**Sayfa metni**
——

Bir başka örnek; “sigara içmek yasaktır”, “sigarasız alan” levhalarının altında, çizgilerinin içinde hatta hemen hastane kapılarının önünde sigara içen vatandaşlarımızla göz göze gelmiyor muyuz?Bir başka örnek; “Suya girmek tehlikeli ve yasaktır.” levhasına rağmen suya giren ve yaşamlarını kaybeden çocuklarımız, gençlerimizin haberleri nerdeyse her gün yaşamımızı doldurmuyor mu? Toplu taşım araçlarımız yaklaşık 200 metrelik durak aralıklarında yolun en sağından en soluna; sonra tekrar yolun en solundan en sağına geçmeye çalışırken trafiği engelliyor mu? Bu arada kazalara, yakıt ve zaman israfına neden oluyor mu?

10 Yaşın altındaki çocuklar ön koltukta seyahat ediyor mu, vücutlarının yarısı da camdan dışarı sarkmış halde? Doktorlarımız, hasta yakınları tarafından, öğretmenlerimiz veliler tarafından darp ediliyor mu? Kitle iletişim araçlarının özellikle ulusal düzeyde yayın yapan kanalların halka sunduğu TV dizilerindeki kültürel yozlaşma, mafya yapılanmalarına ilişkin olumlu mesajlar, sözde yemekleri, evleri yarıştıran programlarda nezaketten uzak konuşma, davranış biçimleri, kavga kültürünü yerleştiren eleştiri/değerlendirme yaklaşımları; gündüz kuşağında eğiticilikten uzak, aile içi şiddeti, komşuluğu, akrabalık ilişkilerini yozlaştıran, vahşeti olağanlaştıran kısacası ahlak, vicdan, sevgi, saygı, etik, adalet gibi değerlere zarar veren programlarla kültür yozlaşmasına, emperyalizmine maruz kalıyor muyuz? Bebeklerimiz, sağlık çalışanları tarafından katlediliyor mu? Çocuklarımız akran zorbalığına maruz kalıyor mu? İnsanlarımız, hayvanlarımız şiddete kurban gidiyor mu?

Daha dün haberlerde bir kadın çete lideri, kadınlara işkence yapıp istediği şeyleri yaptırdığını; bunun da videosunu çekip sosyal medyadan yayınladığını duydum. Böyle bir vahşet, eğitimin iyi insan, iyi vatandaş yetiştirdiği bir toplumda gerçekleşebilir mi? Bu genç kadının böyle bir çete liderliğine özenmesinde sosyal medya ve kitle iletişim araçlarında yer alan cehaletin etkisi var mıdır?

——

**Veri kümesi içeriği**
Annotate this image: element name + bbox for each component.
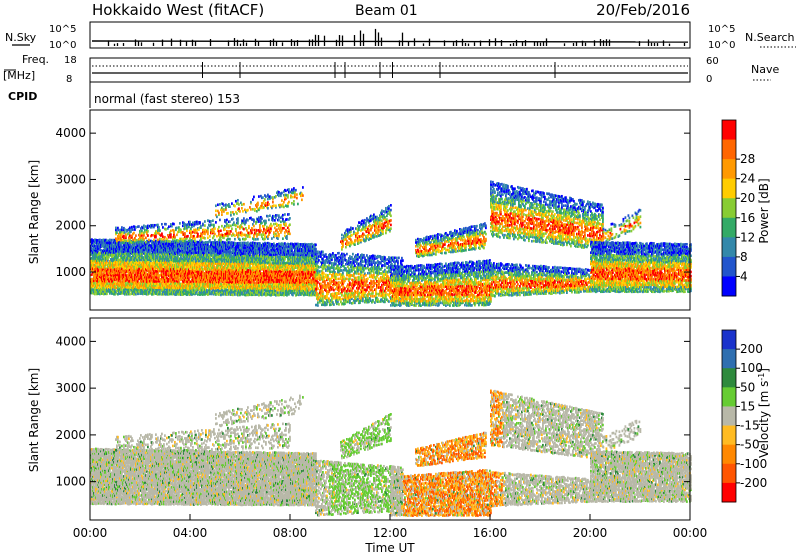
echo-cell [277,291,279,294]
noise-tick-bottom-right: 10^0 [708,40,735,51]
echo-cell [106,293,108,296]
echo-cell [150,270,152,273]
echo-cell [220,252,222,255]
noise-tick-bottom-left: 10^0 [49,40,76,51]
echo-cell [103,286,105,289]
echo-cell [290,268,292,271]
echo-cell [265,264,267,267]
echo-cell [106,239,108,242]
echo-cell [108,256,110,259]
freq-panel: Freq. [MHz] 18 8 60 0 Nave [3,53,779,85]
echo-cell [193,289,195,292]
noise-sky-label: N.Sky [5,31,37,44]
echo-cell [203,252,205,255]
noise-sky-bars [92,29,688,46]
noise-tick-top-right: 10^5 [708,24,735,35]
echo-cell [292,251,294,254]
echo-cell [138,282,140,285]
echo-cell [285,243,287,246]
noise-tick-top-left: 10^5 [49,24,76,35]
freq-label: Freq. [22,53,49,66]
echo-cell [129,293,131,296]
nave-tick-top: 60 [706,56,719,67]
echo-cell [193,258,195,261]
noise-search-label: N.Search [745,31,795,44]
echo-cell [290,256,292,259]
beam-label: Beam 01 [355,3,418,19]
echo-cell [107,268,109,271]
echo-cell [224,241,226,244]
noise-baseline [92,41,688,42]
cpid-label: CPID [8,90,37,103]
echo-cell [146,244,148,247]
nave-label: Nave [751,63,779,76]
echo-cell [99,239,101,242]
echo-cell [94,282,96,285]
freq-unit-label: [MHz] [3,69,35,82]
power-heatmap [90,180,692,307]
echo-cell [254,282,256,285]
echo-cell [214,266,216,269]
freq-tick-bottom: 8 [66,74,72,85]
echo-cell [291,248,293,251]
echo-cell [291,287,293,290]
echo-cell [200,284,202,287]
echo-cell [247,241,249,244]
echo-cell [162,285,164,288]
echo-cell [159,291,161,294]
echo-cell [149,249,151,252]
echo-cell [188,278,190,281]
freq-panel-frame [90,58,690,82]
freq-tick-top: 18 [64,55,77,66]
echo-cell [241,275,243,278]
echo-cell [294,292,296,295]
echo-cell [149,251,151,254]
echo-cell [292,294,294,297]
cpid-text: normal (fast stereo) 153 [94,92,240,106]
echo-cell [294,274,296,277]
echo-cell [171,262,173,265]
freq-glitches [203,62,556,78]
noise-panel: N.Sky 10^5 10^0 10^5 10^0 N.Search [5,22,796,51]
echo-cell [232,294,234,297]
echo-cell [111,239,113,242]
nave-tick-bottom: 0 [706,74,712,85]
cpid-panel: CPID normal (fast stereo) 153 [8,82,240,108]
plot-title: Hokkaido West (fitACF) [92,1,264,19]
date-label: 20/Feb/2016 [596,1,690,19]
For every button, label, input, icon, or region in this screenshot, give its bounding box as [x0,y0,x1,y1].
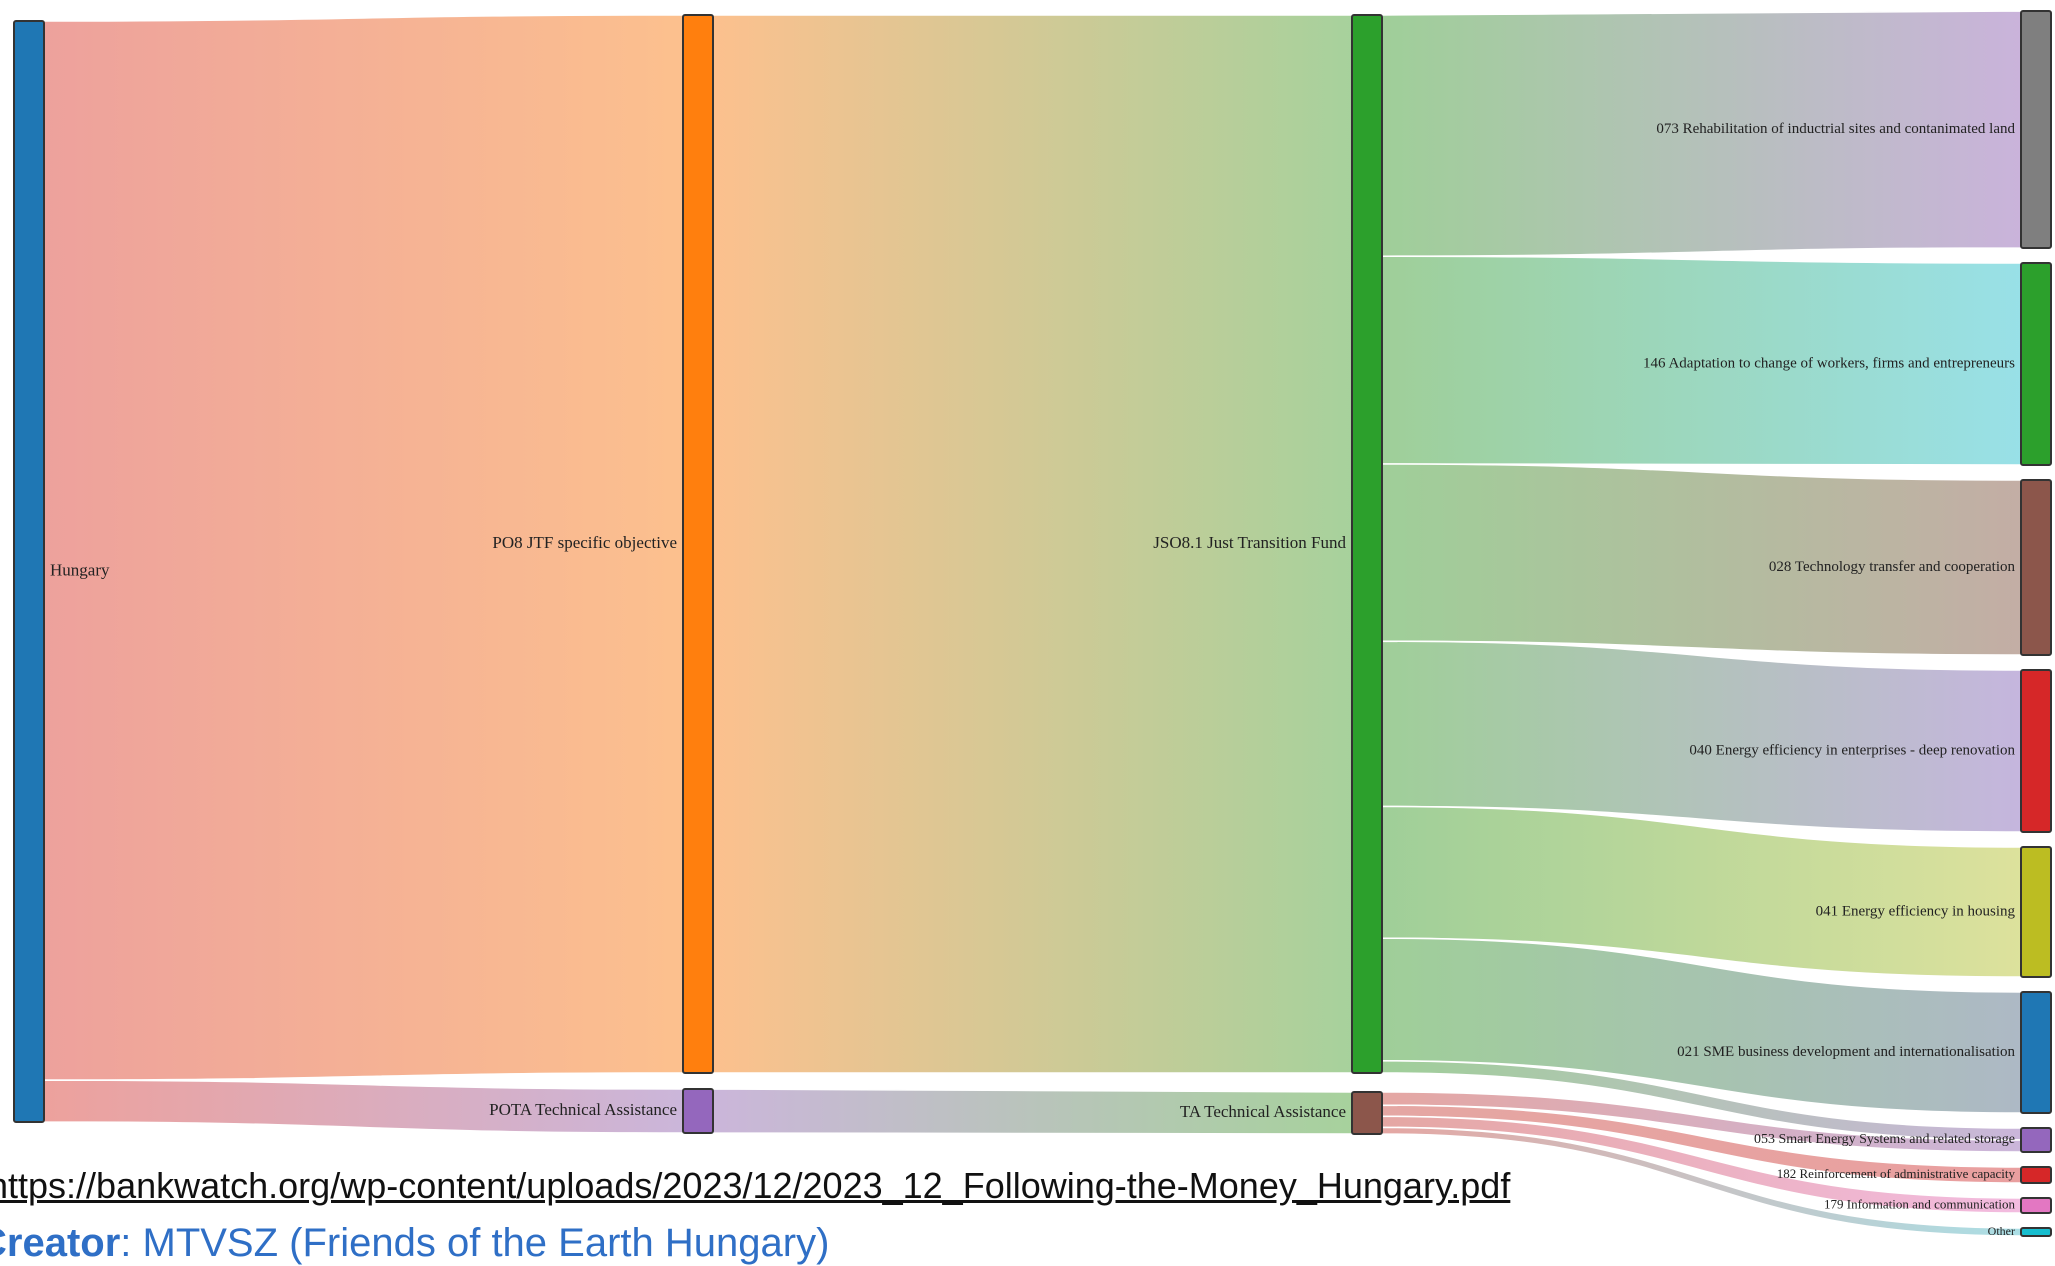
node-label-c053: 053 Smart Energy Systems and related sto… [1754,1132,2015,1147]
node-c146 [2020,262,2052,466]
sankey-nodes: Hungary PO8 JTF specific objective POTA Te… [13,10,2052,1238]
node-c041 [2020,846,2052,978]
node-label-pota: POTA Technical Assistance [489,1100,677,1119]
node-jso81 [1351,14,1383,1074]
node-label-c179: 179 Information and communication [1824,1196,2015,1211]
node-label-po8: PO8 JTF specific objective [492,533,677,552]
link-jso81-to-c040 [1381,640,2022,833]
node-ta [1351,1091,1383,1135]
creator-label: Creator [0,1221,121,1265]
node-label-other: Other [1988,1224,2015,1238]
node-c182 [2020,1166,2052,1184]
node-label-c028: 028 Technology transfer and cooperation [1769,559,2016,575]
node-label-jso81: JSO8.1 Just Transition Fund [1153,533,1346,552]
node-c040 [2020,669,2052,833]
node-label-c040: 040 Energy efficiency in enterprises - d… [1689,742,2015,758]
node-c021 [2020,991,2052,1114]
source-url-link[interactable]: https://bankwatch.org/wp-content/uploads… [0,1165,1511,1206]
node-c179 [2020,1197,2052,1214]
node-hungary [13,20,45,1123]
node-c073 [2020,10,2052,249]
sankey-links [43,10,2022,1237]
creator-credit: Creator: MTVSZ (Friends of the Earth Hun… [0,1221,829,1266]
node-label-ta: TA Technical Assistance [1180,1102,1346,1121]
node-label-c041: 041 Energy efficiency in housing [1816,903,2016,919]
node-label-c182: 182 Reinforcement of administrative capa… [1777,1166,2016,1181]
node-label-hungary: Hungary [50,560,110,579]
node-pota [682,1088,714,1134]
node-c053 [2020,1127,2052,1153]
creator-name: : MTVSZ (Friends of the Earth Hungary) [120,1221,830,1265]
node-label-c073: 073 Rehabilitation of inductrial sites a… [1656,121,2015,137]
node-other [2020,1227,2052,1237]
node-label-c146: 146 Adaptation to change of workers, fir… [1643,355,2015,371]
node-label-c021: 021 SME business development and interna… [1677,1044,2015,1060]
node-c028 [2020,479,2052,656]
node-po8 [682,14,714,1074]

——

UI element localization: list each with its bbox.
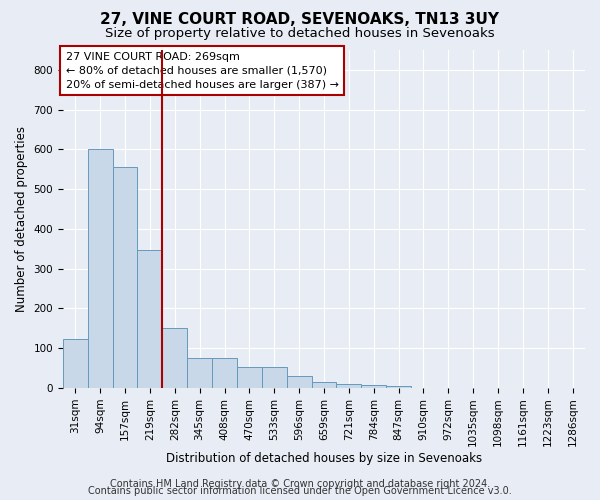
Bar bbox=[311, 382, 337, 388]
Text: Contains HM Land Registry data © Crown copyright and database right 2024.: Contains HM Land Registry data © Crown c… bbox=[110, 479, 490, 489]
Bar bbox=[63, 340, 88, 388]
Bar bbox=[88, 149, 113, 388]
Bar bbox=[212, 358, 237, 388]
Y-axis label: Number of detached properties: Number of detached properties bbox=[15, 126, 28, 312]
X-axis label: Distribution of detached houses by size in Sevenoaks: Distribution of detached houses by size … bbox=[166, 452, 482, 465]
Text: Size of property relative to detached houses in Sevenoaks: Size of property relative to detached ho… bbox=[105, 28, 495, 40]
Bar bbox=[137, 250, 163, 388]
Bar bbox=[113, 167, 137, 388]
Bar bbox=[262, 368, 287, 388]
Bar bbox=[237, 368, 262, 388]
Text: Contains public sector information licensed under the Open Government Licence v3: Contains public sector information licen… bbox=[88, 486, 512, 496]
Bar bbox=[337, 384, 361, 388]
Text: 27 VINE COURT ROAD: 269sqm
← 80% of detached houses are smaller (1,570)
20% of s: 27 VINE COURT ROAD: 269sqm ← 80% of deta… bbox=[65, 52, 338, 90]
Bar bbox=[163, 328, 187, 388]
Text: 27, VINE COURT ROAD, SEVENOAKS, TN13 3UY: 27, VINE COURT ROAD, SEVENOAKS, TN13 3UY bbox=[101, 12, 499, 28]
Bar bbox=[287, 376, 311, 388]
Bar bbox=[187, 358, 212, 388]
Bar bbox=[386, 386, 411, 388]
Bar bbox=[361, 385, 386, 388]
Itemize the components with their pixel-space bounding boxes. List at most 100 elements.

——

**Yapılacak işler**
A) Sayfa metninde "Daha dün haberlerde" ile "etkisi var mıdır?" arasındaki bölümü, bu iki ifade de dahil, harfi harfine yeniden yazın.
B) Toplumdaki şiddet ve yozlaşmayı ele alan sayfa metnini, gösterilen son cümlenin ardından sürdürün.

**Yanıtlar**
A)
Daha dün haberlerde bir kadın çete lideri, kadınlara işkence yapıp istediği şeyleri yaptırdığını; bunun da videosunu çekip sosyal medyadan yayınladığını duydum. Böyle bir vahşet, eğitimin iyi insan, iyi vatandaş yetiştirdiği bir toplumda gerçekleşebilir mi? Bu genç kadının böyle bir çete liderliğine özenmesinde sosyal medya ve kitle iletişim araçlarında yer alan cehaletin etkisi var mıdır?

B)
Bir de özel bir bakım gerektirmeden binlerce yıldır yaşama bilgeliğine sahip zeytin ağaçlarımızı, çınarlarımızı, meşelerimizi, bilimsel bütün bulgulara, mahkeme kararlarına aykırı olarak katledip, çevre dengesini bozma uğruna; en düşük nitelikli enerji/maden kaynaklarına sarılma ve bunun da ülkemizin kalkınması için gerekli olduğunu savunma ısrarı cehaletin bir göstergesi değil midir?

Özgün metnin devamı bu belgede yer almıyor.